SHORT PROBLEM ▸ Report how many lines in the records below contain the word "былъ". Give only the number.

— BEGIN RECORDS FOR THE EXERCISE —

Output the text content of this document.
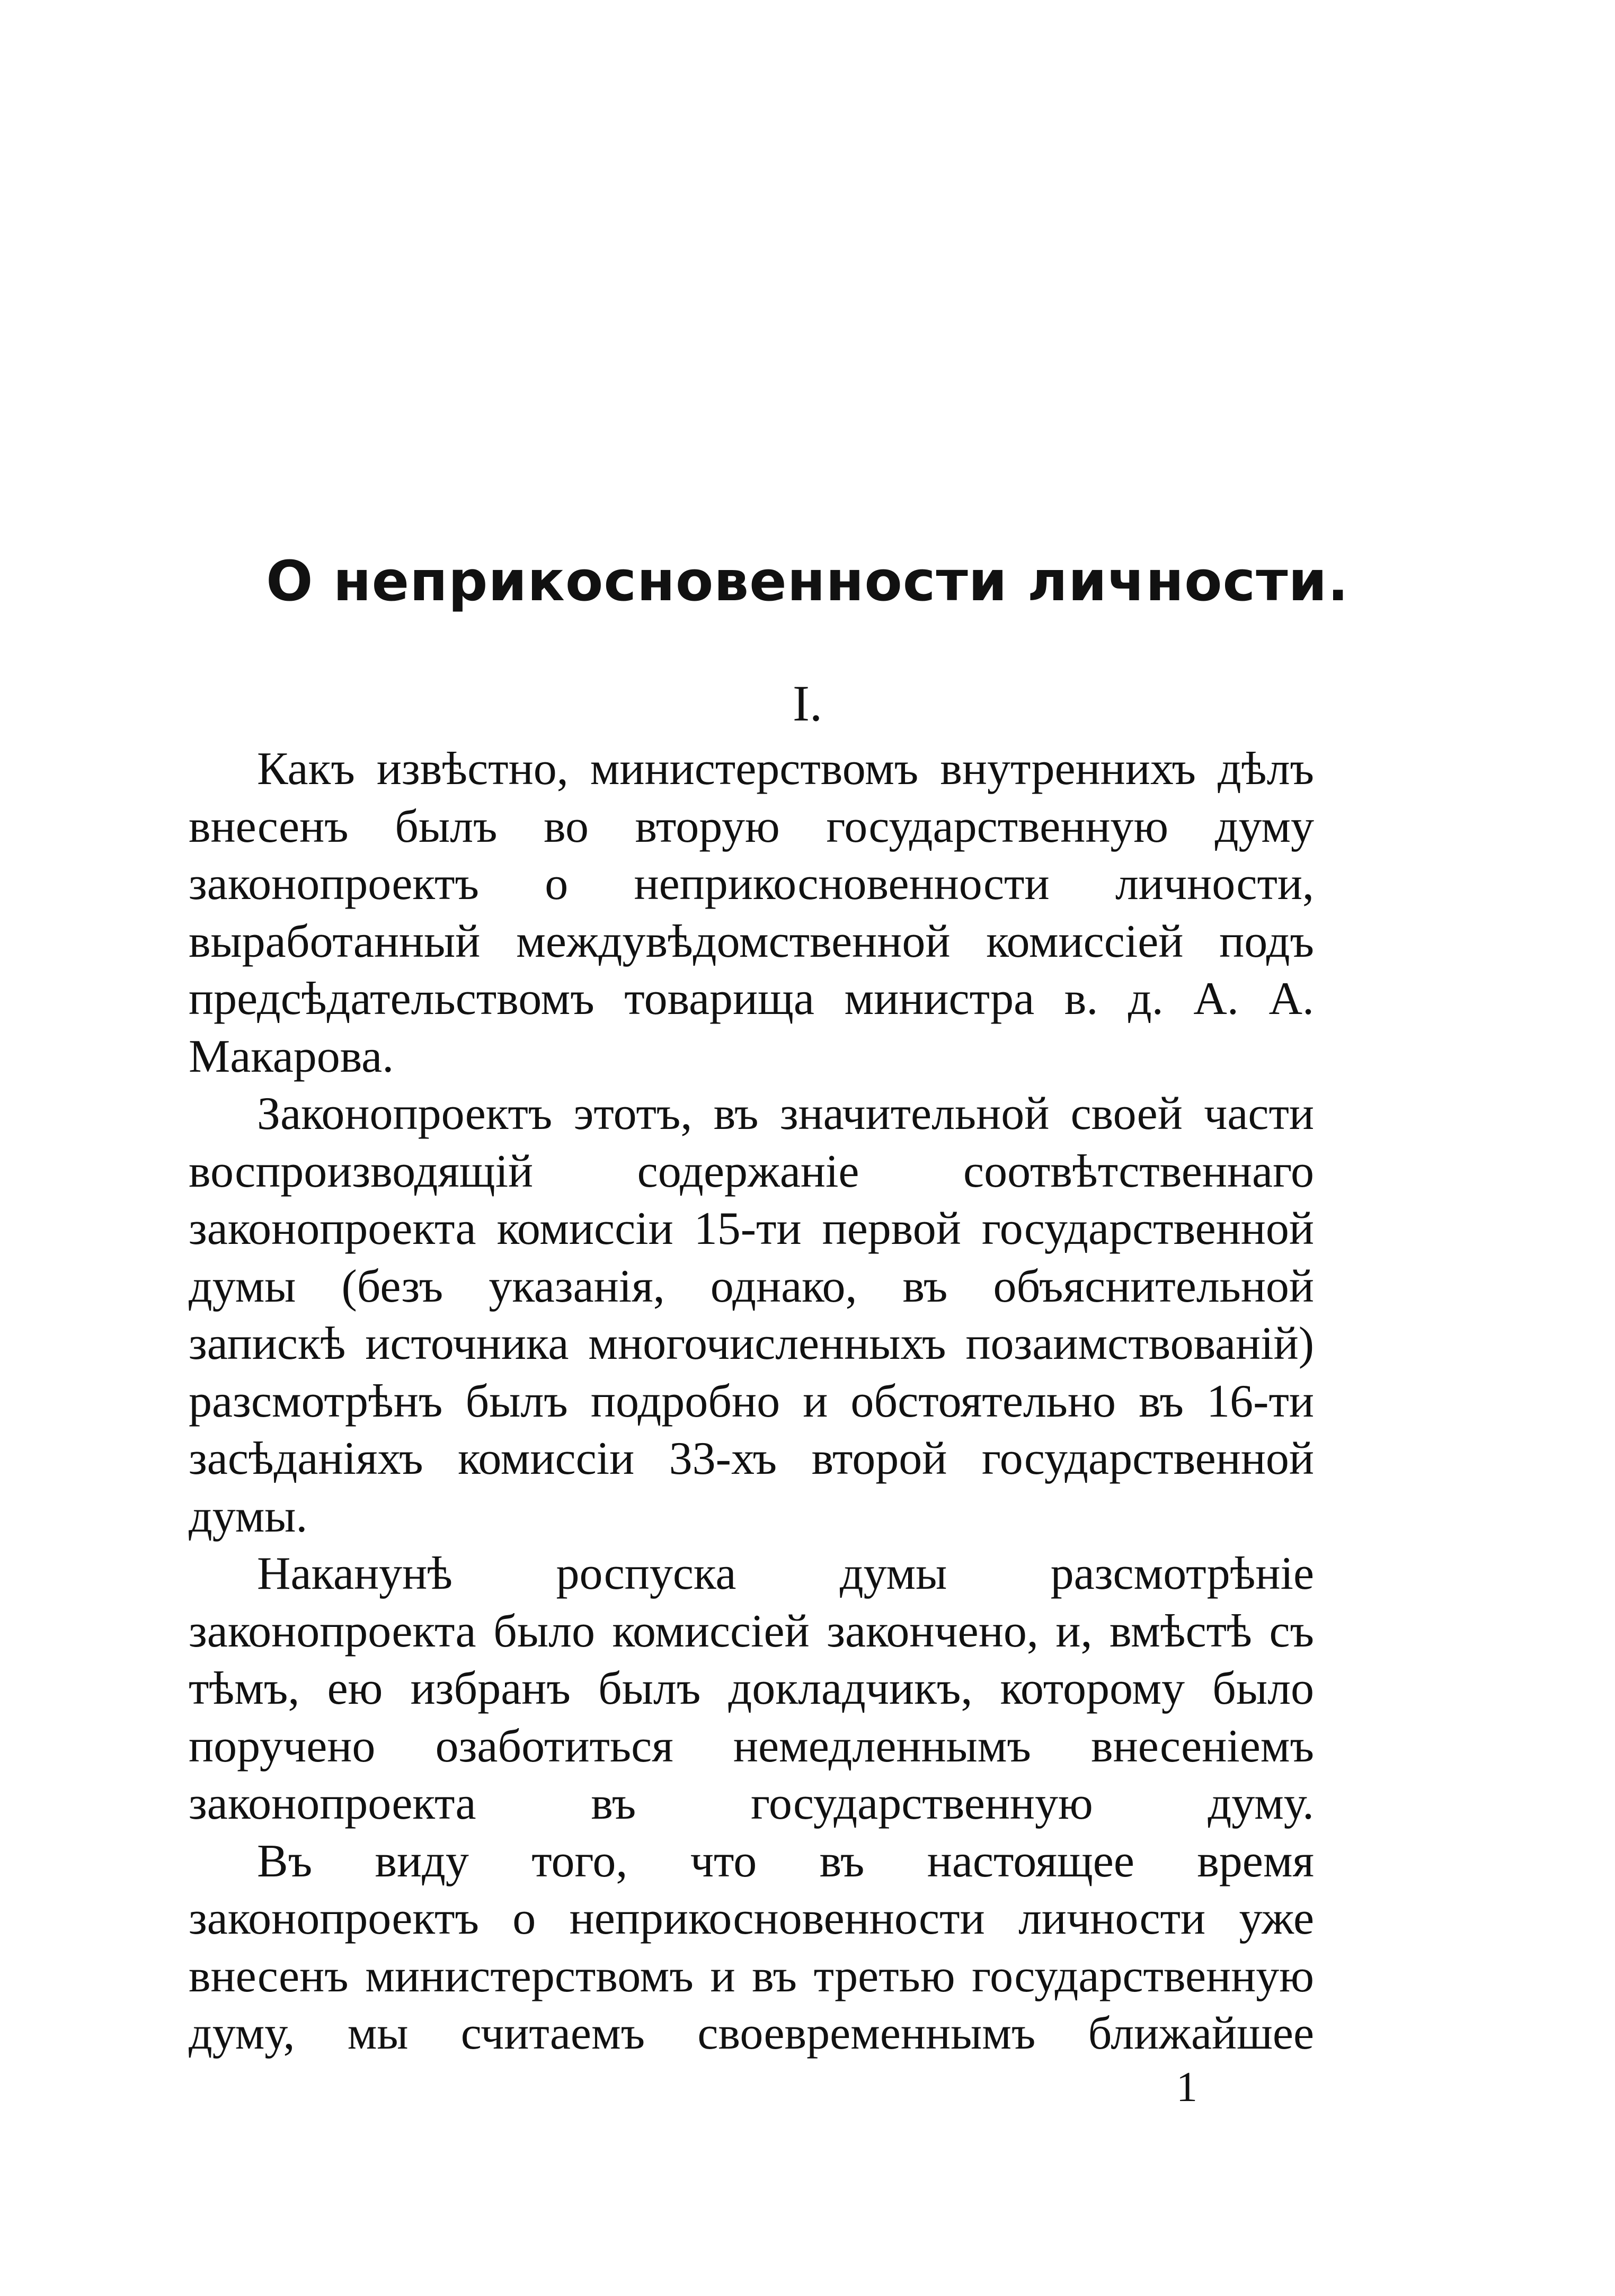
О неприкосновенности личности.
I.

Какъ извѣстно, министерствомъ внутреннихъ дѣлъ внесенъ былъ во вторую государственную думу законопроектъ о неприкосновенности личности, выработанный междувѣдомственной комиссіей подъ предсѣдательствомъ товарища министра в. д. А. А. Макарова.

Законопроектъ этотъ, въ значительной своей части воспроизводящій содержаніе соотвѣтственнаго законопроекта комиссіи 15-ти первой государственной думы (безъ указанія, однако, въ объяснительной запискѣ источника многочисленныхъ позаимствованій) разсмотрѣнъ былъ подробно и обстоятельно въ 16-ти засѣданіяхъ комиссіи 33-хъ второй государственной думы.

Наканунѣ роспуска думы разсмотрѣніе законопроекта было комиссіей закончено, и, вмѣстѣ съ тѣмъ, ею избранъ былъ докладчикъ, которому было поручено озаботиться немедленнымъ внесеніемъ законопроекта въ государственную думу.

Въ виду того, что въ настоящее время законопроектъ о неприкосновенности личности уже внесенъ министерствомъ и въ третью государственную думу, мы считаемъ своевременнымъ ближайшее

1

— END RECORDS FOR THE EXERCISE —

WRITTEN RESPONSE ▸ 3